Exercise brief:
Copy each line exactly. Leave nothing out.

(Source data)
## BEGIN
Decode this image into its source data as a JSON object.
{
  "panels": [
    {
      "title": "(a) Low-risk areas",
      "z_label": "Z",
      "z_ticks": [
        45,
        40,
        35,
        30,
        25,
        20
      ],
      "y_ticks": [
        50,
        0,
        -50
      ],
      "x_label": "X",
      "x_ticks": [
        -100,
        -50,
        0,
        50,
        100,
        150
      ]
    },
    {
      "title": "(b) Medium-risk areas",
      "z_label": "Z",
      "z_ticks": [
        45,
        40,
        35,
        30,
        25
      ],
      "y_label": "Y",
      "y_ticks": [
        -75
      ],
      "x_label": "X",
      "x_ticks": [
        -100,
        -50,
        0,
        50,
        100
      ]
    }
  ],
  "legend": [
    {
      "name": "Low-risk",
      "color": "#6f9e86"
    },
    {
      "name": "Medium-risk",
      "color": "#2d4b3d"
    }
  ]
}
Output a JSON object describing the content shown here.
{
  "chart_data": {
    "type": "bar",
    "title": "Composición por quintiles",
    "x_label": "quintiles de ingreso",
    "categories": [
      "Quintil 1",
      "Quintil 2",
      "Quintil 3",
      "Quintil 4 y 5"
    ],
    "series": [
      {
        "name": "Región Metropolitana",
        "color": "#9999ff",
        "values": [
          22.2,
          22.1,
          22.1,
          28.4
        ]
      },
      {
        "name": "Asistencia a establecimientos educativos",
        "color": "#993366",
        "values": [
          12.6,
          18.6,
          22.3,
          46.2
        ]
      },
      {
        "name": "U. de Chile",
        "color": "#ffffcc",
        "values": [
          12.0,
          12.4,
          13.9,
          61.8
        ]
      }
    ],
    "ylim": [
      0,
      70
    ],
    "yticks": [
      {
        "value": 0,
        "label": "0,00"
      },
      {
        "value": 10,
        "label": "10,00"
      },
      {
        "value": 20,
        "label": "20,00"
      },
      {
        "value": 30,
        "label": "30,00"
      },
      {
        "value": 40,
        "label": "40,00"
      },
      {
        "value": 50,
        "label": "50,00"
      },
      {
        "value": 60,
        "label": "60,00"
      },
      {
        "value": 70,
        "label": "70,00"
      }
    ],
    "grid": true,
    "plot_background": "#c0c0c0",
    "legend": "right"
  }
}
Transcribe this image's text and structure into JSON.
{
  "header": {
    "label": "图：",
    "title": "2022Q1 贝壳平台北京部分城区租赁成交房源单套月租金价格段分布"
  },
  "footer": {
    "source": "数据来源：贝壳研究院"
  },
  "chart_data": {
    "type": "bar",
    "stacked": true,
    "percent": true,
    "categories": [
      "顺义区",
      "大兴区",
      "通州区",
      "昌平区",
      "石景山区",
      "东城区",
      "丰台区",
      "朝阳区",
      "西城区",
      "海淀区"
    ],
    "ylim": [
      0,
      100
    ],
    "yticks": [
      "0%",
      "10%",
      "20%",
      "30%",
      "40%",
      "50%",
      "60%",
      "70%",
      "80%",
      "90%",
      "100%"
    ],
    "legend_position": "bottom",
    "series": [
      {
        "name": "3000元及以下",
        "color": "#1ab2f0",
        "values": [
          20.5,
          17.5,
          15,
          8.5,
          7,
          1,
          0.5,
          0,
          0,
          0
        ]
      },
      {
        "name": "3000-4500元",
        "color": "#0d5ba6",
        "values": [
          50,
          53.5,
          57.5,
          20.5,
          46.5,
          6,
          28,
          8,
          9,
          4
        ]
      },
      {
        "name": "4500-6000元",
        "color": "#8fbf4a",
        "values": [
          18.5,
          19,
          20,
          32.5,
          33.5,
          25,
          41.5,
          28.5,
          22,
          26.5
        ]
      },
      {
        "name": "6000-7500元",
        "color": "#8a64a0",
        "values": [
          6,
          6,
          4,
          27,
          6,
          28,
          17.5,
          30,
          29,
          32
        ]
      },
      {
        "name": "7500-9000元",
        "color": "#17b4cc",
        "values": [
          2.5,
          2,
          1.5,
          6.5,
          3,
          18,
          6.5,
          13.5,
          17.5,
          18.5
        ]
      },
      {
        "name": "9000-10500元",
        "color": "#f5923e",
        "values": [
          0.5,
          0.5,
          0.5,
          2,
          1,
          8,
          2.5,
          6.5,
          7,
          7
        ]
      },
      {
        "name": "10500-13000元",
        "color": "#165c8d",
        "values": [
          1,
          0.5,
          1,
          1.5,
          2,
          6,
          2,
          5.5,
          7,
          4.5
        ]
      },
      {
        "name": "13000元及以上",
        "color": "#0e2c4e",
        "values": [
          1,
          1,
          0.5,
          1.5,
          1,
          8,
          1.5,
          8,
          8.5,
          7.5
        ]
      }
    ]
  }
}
## END
Complete output:
Decode this image into its source data as a JSON object.
{
  "panels": [
    {
      "title": "(a) Low-risk areas",
      "z_label": "Z",
      "z_ticks": [
        45,
        40,
        35,
        30,
        25,
        20
      ],
      "y_ticks": [
        50,
        0,
        -50
      ],
      "x_label": "X",
      "x_ticks": [
        -100,
        -50,
        0,
        50,
        100,
        150
      ]
    },
    {
      "title": "(b) Medium-risk areas",
      "z_label": "Z",
      "z_ticks": [
        45,
        40,
        35,
        30,
        25
      ],
      "y_label": "Y",
      "y_ticks": [
        -75
      ],
      "x_label": "X",
      "x_ticks": [
        -100,
        -50,
        0,
        50,
        100
      ]
    }
  ],
  "legend": [
    {
      "name": "Low-risk",
      "color": "#6f9e86"
    },
    {
      "name": "Medium-risk",
      "color": "#2d4b3d"
    }
  ]
}
Output a JSON object describing the content shown here.
{
  "chart_data": {
    "type": "bar",
    "title": "Composición por quintiles",
    "x_label": "quintiles de ingreso",
    "categories": [
      "Quintil 1",
      "Quintil 2",
      "Quintil 3",
      "Quintil 4 y 5"
    ],
    "series": [
      {
        "name": "Región Metropolitana",
        "color": "#9999ff",
        "values": [
          22.2,
          22.1,
          22.1,
          28.4
        ]
      },
      {
        "name": "Asistencia a establecimientos educativos",
        "color": "#993366",
        "values": [
          12.6,
          18.6,
          22.3,
          46.2
        ]
      },
      {
        "name": "U. de Chile",
        "color": "#ffffcc",
        "values": [
          12.0,
          12.4,
          13.9,
          61.8
        ]
      }
    ],
    "ylim": [
      0,
      70
    ],
    "yticks": [
      {
        "value": 0,
        "label": "0,00"
      },
      {
        "value": 10,
        "label": "10,00"
      },
      {
        "value": 20,
        "label": "20,00"
      },
      {
        "value": 30,
        "label": "30,00"
      },
      {
        "value": 40,
        "label": "40,00"
      },
      {
        "value": 50,
        "label": "50,00"
      },
      {
        "value": 60,
        "label": "60,00"
      },
      {
        "value": 70,
        "label": "70,00"
      }
    ],
    "grid": true,
    "plot_background": "#c0c0c0",
    "legend": "right"
  }
}
Transcribe this image's text and structure into JSON.
{
  "header": {
    "label": "图：",
    "title": "2022Q1 贝壳平台北京部分城区租赁成交房源单套月租金价格段分布"
  },
  "footer": {
    "source": "数据来源：贝壳研究院"
  },
  "chart_data": {
    "type": "bar",
    "stacked": true,
    "percent": true,
    "categories": [
      "顺义区",
      "大兴区",
      "通州区",
      "昌平区",
      "石景山区",
      "东城区",
      "丰台区",
      "朝阳区",
      "西城区",
      "海淀区"
    ],
    "ylim": [
      0,
      100
    ],
    "yticks": [
      "0%",
      "10%",
      "20%",
      "30%",
      "40%",
      "50%",
      "60%",
      "70%",
      "80%",
      "90%",
      "100%"
    ],
    "legend_position": "bottom",
    "series": [
      {
        "name": "3000元及以下",
        "color": "#1ab2f0",
        "values": [
          20.5,
          17.5,
          15,
          8.5,
          7,
          1,
          0.5,
          0,
          0,
          0
        ]
      },
      {
        "name": "3000-4500元",
        "color": "#0d5ba6",
        "values": [
          50,
          53.5,
          57.5,
          20.5,
          46.5,
          6,
          28,
          8,
          9,
          4
        ]
      },
      {
        "name": "4500-6000元",
        "color": "#8fbf4a",
        "values": [
          18.5,
          19,
          20,
          32.5,
          33.5,
          25,
          41.5,
          28.5,
          22,
          26.5
        ]
      },
      {
        "name": "6000-7500元",
        "color": "#8a64a0",
        "values": [
          6,
          6,
          4,
          27,
          6,
          28,
          17.5,
          30,
          29,
          32
        ]
      },
      {
        "name": "7500-9000元",
        "color": "#17b4cc",
        "values": [
          2.5,
          2,
          1.5,
          6.5,
          3,
          18,
          6.5,
          13.5,
          17.5,
          18.5
        ]
      },
      {
        "name": "9000-10500元",
        "color": "#f5923e",
        "values": [
          0.5,
          0.5,
          0.5,
          2,
          1,
          8,
          2.5,
          6.5,
          7,
          7
        ]
      },
      {
        "name": "10500-13000元",
        "color": "#165c8d",
        "values": [
          1,
          0.5,
          1,
          1.5,
          2,
          6,
          2,
          5.5,
          7,
          4.5
        ]
      },
      {
        "name": "13000元及以上",
        "color": "#0e2c4e",
        "values": [
          1,
          1,
          0.5,
          1.5,
          1,
          8,
          1.5,
          8,
          8.5,
          7.5
        ]
      }
    ]
  }
}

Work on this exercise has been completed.